> _What you should do_:
Transcribe all of the material exactly, except for its pictures.

> _Stored entries_:

────────

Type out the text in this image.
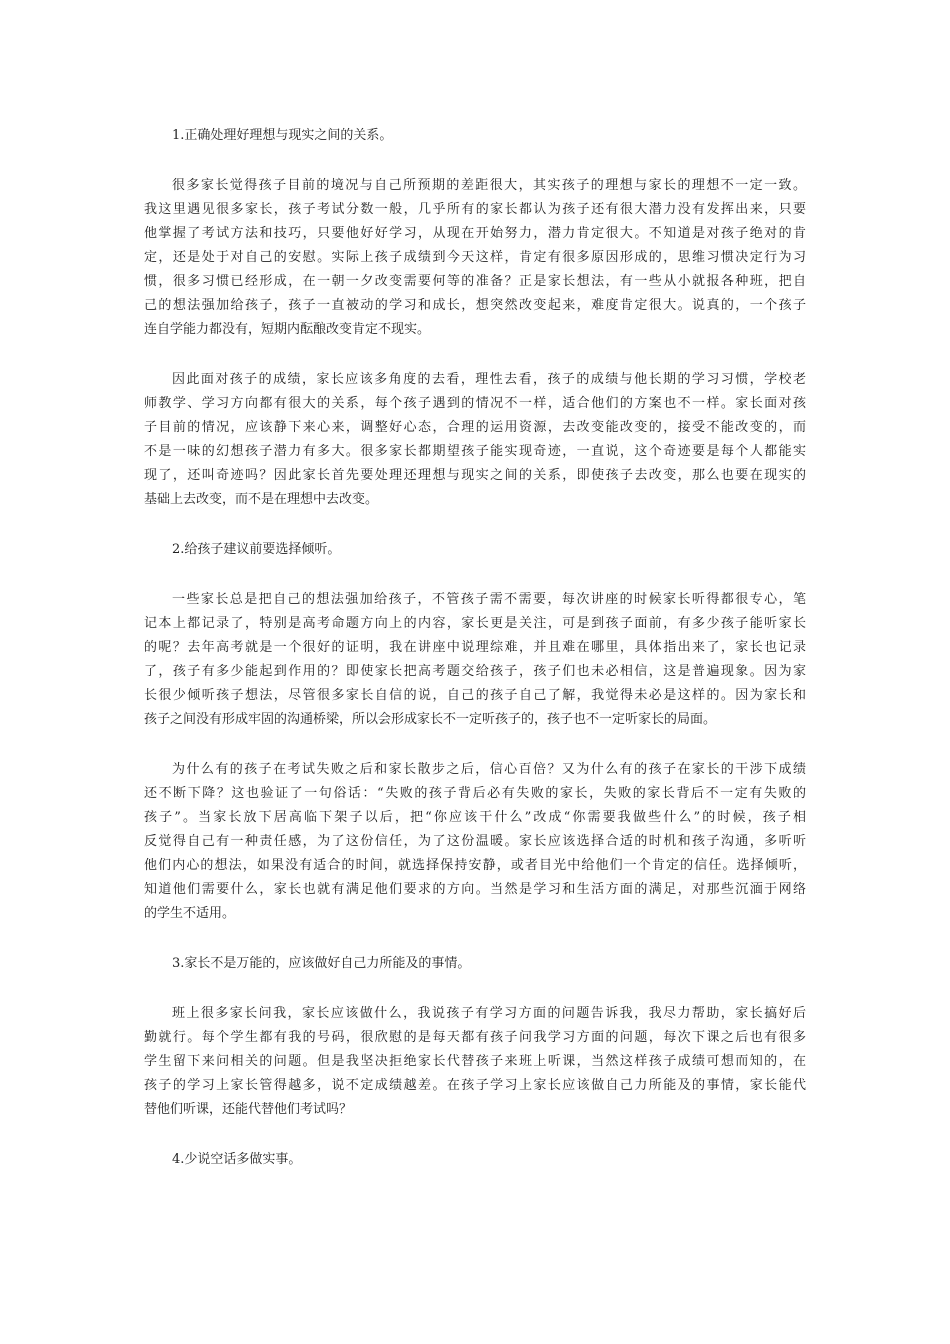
1.正确处理好理想与现实之间的关系。

很多家长觉得孩子目前的境况与自己所预期的差距很大，其实孩子的理想与家长的理想不一定一致。
我这里遇见很多家长，孩子考试分数一般，几乎所有的家长都认为孩子还有很大潜力没有发挥出来，只要
他掌握了考试方法和技巧，只要他好好学习，从现在开始努力，潜力肯定很大。不知道是对孩子绝对的肯
定，还是处于对自己的安慰。实际上孩子成绩到今天这样，肯定有很多原因形成的，思维习惯决定行为习
惯，很多习惯已经形成，在一朝一夕改变需要何等的准备？正是家长想法，有一些从小就报各种班，把自
己的想法强加给孩子，孩子一直被动的学习和成长，想突然改变起来，难度肯定很大。说真的，一个孩子
连自学能力都没有，短期内酝酿改变肯定不现实。
因此面对孩子的成绩，家长应该多角度的去看，理性去看，孩子的成绩与他长期的学习习惯，学校老
师教学、学习方向都有很大的关系，每个孩子遇到的情况不一样，适合他们的方案也不一样。家长面对孩
子目前的情况，应该静下来心来，调整好心态，合理的运用资源，去改变能改变的，接受不能改变的，而
不是一味的幻想孩子潜力有多大。很多家长都期望孩子能实现奇迹，一直说，这个奇迹要是每个人都能实
现了，还叫奇迹吗？因此家长首先要处理还理想与现实之间的关系，即使孩子去改变，那么也要在现实的
基础上去改变，而不是在理想中去改变。

2.给孩子建议前要选择倾听。

一些家长总是把自己的想法强加给孩子，不管孩子需不需要，每次讲座的时候家长听得都很专心，笔
记本上都记录了，特别是高考命题方向上的内容，家长更是关注，可是到孩子面前，有多少孩子能听家长
的呢？去年高考就是一个很好的证明，我在讲座中说理综难，并且难在哪里，具体指出来了，家长也记录
了，孩子有多少能起到作用的？即使家长把高考题交给孩子，孩子们也未必相信，这是普遍现象。因为家
长很少倾听孩子想法，尽管很多家长自信的说，自己的孩子自己了解，我觉得未必是这样的。因为家长和
孩子之间没有形成牢固的沟通桥梁，所以会形成家长不一定听孩子的，孩子也不一定听家长的局面。
为什么有的孩子在考试失败之后和家长散步之后，信心百倍？又为什么有的孩子在家长的干涉下成绩
还不断下降？这也验证了一句俗话：“失败的孩子背后必有失败的家长，失败的家长背后不一定有失败的
孩子”。当家长放下居高临下架子以后，把“你应该干什么”改成“你需要我做些什么”的时候，孩子相
反觉得自己有一种责任感，为了这份信任，为了这份温暖。家长应该选择合适的时机和孩子沟通，多听听
他们内心的想法，如果没有适合的时间，就选择保持安静，或者目光中给他们一个肯定的信任。选择倾听，
知道他们需要什么，家长也就有满足他们要求的方向。当然是学习和生活方面的满足，对那些沉湎于网络
的学生不适用。

3.家长不是万能的，应该做好自己力所能及的事情。

班上很多家长问我，家长应该做什么，我说孩子有学习方面的问题告诉我，我尽力帮助，家长搞好后
勤就行。每个学生都有我的号码，很欣慰的是每天都有孩子问我学习方面的问题，每次下课之后也有很多
学生留下来问相关的问题。但是我坚决拒绝家长代替孩子来班上听课，当然这样孩子成绩可想而知的，在
孩子的学习上家长管得越多，说不定成绩越差。在孩子学习上家长应该做自己力所能及的事情，家长能代
替他们听课，还能代替他们考试吗？

4.少说空话多做实事。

────────

> _Response to the task_:
Type out the text in this image.
1.正确处理好理想与现实之间的关系。

很多家长觉得孩子目前的境况与自己所预期的差距很大，其实孩子的理想与家长的理想不一定一致。
我这里遇见很多家长，孩子考试分数一般，几乎所有的家长都认为孩子还有很大潜力没有发挥出来，只要
他掌握了考试方法和技巧，只要他好好学习，从现在开始努力，潜力肯定很大。不知道是对孩子绝对的肯
定，还是处于对自己的安慰。实际上孩子成绩到今天这样，肯定有很多原因形成的，思维习惯决定行为习
惯，很多习惯已经形成，在一朝一夕改变需要何等的准备？正是家长想法，有一些从小就报各种班，把自
己的想法强加给孩子，孩子一直被动的学习和成长，想突然改变起来，难度肯定很大。说真的，一个孩子
连自学能力都没有，短期内酝酿改变肯定不现实。
因此面对孩子的成绩，家长应该多角度的去看，理性去看，孩子的成绩与他长期的学习习惯，学校老
师教学、学习方向都有很大的关系，每个孩子遇到的情况不一样，适合他们的方案也不一样。家长面对孩
子目前的情况，应该静下来心来，调整好心态，合理的运用资源，去改变能改变的，接受不能改变的，而
不是一味的幻想孩子潜力有多大。很多家长都期望孩子能实现奇迹，一直说，这个奇迹要是每个人都能实
现了，还叫奇迹吗？因此家长首先要处理还理想与现实之间的关系，即使孩子去改变，那么也要在现实的
基础上去改变，而不是在理想中去改变。

2.给孩子建议前要选择倾听。

一些家长总是把自己的想法强加给孩子，不管孩子需不需要，每次讲座的时候家长听得都很专心，笔
记本上都记录了，特别是高考命题方向上的内容，家长更是关注，可是到孩子面前，有多少孩子能听家长
的呢？去年高考就是一个很好的证明，我在讲座中说理综难，并且难在哪里，具体指出来了，家长也记录
了，孩子有多少能起到作用的？即使家长把高考题交给孩子，孩子们也未必相信，这是普遍现象。因为家
长很少倾听孩子想法，尽管很多家长自信的说，自己的孩子自己了解，我觉得未必是这样的。因为家长和
孩子之间没有形成牢固的沟通桥梁，所以会形成家长不一定听孩子的，孩子也不一定听家长的局面。
为什么有的孩子在考试失败之后和家长散步之后，信心百倍？又为什么有的孩子在家长的干涉下成绩
还不断下降？这也验证了一句俗话：“失败的孩子背后必有失败的家长，失败的家长背后不一定有失败的
孩子”。当家长放下居高临下架子以后，把“你应该干什么”改成“你需要我做些什么”的时候，孩子相
反觉得自己有一种责任感，为了这份信任，为了这份温暖。家长应该选择合适的时机和孩子沟通，多听听
他们内心的想法，如果没有适合的时间，就选择保持安静，或者目光中给他们一个肯定的信任。选择倾听，
知道他们需要什么，家长也就有满足他们要求的方向。当然是学习和生活方面的满足，对那些沉湎于网络
的学生不适用。

3.家长不是万能的，应该做好自己力所能及的事情。

班上很多家长问我，家长应该做什么，我说孩子有学习方面的问题告诉我，我尽力帮助，家长搞好后
勤就行。每个学生都有我的号码，很欣慰的是每天都有孩子问我学习方面的问题，每次下课之后也有很多
学生留下来问相关的问题。但是我坚决拒绝家长代替孩子来班上听课，当然这样孩子成绩可想而知的，在
孩子的学习上家长管得越多，说不定成绩越差。在孩子学习上家长应该做自己力所能及的事情，家长能代
替他们听课，还能代替他们考试吗？

4.少说空话多做实事。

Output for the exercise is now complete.